--- Begin Data section ---

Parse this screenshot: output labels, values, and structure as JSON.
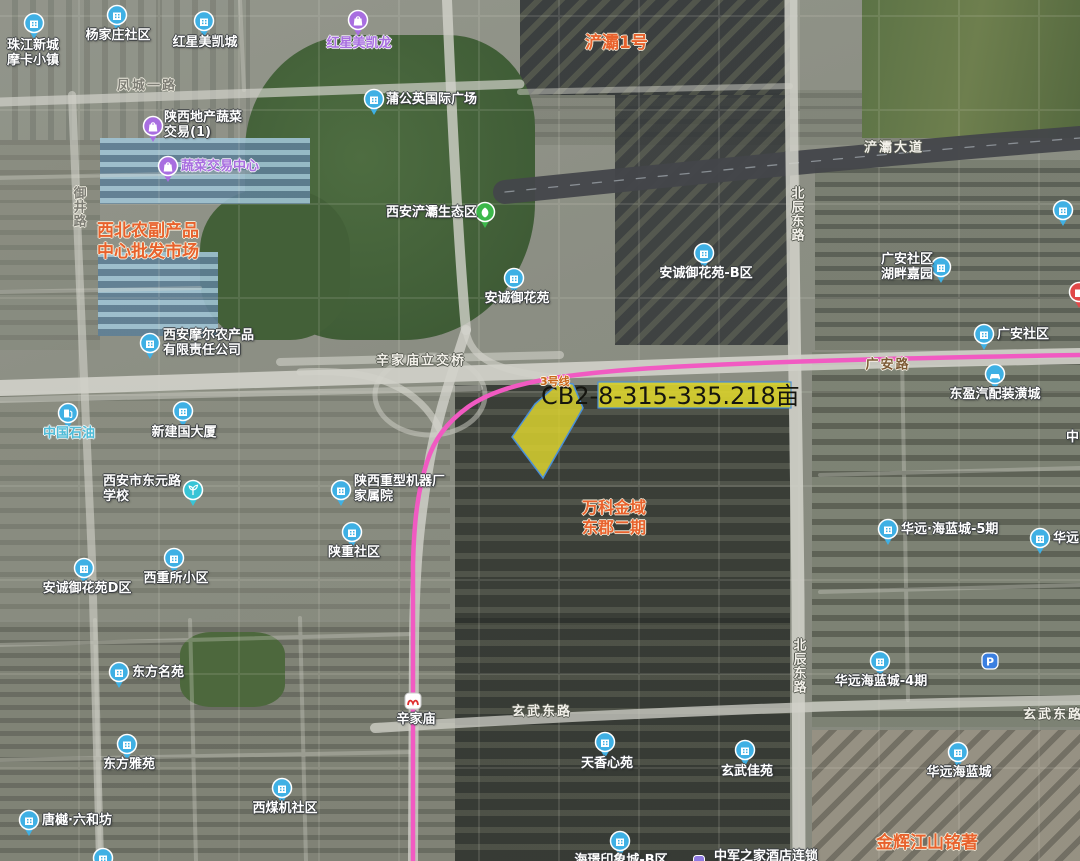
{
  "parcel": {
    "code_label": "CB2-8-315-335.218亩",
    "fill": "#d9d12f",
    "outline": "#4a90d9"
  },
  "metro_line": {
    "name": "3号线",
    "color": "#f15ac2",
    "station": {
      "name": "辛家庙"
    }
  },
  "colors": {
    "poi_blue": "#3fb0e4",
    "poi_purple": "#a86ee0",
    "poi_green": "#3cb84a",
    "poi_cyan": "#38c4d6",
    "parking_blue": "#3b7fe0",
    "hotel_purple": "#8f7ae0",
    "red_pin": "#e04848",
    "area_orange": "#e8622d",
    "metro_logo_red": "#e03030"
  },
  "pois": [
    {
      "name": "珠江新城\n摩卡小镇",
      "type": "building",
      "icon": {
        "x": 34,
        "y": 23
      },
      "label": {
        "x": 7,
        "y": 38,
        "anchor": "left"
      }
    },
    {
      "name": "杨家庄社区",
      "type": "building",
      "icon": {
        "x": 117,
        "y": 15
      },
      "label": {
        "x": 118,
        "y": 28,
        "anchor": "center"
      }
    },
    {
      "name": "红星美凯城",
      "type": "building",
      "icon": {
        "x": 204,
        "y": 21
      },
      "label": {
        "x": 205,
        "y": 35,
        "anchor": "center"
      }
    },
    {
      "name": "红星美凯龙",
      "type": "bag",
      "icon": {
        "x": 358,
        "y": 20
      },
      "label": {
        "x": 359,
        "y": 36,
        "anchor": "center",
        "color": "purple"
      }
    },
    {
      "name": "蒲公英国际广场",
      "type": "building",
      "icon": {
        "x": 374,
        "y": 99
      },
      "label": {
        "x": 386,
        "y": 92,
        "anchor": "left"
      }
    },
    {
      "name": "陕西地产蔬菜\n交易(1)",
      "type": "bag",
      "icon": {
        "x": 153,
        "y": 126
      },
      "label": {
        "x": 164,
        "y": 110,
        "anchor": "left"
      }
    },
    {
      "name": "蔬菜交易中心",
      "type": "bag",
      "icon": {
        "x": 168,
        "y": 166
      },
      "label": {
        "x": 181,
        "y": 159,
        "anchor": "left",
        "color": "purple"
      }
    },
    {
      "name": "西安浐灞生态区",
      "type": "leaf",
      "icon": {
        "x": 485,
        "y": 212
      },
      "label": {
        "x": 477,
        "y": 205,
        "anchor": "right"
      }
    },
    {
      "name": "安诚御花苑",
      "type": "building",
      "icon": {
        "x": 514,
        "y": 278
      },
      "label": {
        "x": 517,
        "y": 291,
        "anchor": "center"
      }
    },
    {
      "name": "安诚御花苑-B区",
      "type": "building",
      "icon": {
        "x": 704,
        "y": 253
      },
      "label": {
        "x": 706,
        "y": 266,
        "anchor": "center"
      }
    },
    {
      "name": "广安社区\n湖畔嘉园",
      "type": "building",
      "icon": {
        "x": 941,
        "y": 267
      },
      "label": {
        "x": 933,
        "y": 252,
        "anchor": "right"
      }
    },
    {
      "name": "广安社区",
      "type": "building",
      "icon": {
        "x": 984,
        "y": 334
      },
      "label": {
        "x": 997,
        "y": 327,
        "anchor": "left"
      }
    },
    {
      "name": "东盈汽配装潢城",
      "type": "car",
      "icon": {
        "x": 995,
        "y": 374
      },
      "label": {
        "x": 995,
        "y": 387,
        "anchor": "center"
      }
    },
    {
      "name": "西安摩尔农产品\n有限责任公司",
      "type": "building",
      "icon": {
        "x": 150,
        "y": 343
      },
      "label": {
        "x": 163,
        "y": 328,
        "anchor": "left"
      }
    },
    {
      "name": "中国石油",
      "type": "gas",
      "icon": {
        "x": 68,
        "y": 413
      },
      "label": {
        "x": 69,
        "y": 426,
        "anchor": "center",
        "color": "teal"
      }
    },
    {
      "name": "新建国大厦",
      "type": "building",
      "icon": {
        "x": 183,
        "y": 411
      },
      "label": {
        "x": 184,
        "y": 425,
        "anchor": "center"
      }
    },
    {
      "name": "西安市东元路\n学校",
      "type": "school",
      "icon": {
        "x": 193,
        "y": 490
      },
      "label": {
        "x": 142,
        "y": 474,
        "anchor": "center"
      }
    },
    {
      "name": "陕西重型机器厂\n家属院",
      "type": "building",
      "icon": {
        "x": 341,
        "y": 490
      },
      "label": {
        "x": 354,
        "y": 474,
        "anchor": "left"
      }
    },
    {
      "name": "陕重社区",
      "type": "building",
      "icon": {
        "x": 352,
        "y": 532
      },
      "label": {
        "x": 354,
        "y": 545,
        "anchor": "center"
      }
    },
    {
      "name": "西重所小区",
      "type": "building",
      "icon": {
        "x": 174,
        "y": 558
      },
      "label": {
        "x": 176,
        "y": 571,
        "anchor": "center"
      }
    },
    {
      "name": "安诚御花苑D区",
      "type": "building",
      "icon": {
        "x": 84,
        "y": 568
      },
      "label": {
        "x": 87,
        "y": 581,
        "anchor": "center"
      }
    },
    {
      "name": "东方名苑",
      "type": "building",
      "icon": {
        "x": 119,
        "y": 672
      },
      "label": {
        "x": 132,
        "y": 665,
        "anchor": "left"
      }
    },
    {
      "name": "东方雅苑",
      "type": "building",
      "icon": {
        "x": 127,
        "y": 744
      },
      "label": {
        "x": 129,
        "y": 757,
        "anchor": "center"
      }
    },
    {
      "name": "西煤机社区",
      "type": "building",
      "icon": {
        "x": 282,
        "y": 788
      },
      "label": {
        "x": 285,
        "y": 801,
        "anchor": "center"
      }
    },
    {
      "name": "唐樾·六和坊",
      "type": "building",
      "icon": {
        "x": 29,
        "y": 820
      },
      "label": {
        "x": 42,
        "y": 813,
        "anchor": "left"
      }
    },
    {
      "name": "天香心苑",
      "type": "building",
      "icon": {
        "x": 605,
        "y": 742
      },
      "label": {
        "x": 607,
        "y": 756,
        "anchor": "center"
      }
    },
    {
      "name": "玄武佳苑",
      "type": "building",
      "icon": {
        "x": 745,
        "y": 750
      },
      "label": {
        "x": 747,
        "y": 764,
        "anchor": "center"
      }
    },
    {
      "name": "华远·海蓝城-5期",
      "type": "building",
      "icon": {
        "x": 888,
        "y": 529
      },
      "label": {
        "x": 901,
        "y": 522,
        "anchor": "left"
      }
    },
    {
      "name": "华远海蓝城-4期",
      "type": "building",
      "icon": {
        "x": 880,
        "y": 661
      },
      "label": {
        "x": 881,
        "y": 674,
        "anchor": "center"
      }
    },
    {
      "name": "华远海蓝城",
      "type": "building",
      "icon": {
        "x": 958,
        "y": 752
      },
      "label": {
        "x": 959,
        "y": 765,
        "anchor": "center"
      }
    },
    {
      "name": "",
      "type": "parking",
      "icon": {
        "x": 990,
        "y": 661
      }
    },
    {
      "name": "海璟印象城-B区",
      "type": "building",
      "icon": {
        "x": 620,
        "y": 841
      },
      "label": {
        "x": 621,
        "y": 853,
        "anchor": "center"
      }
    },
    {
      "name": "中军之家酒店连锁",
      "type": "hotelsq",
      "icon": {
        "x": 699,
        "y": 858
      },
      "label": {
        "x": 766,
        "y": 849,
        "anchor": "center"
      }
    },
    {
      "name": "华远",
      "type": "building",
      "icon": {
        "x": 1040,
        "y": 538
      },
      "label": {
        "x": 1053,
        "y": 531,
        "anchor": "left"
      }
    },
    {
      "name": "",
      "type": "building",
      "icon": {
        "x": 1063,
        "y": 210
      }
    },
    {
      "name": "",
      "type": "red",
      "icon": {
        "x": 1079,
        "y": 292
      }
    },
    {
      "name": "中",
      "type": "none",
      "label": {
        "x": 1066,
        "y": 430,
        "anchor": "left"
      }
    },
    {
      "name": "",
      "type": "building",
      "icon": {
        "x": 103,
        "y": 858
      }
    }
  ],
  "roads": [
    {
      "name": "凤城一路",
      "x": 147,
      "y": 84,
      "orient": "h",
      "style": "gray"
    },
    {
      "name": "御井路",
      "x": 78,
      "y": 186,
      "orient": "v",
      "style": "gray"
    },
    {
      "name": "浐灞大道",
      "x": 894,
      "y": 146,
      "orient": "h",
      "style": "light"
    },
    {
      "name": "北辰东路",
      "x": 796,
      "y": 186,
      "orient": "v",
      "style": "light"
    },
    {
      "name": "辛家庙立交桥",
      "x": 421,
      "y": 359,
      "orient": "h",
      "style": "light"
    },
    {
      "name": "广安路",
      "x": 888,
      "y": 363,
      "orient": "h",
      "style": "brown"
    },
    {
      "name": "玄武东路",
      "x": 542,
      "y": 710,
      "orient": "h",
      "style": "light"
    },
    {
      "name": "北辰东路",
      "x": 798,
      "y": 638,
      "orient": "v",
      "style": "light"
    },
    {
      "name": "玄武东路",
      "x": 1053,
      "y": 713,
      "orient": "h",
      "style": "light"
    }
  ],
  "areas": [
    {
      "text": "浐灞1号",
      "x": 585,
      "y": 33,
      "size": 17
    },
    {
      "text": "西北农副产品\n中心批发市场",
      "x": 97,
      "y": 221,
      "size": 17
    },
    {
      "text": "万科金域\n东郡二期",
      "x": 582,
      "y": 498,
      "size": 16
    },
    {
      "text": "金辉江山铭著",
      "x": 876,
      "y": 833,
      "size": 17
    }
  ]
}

--- End Data section ---
--- Begin Data section ---

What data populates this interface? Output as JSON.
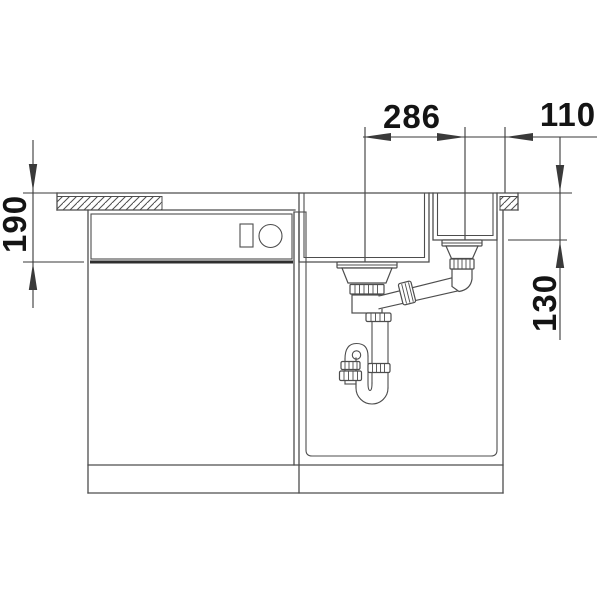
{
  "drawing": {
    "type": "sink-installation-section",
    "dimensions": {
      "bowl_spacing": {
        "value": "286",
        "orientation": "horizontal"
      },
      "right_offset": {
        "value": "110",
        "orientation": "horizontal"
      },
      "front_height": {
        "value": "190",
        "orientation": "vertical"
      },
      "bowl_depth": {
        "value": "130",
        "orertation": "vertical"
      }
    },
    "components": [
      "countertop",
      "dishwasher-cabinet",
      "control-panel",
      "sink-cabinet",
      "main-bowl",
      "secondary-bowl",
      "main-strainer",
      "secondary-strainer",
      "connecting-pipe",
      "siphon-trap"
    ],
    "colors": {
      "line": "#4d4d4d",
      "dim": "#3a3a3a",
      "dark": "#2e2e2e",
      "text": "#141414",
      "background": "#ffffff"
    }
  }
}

--- End Data section ---

For the entries above, state how many lines contain the word "text". Provide the number by itself.

Response to the task:
5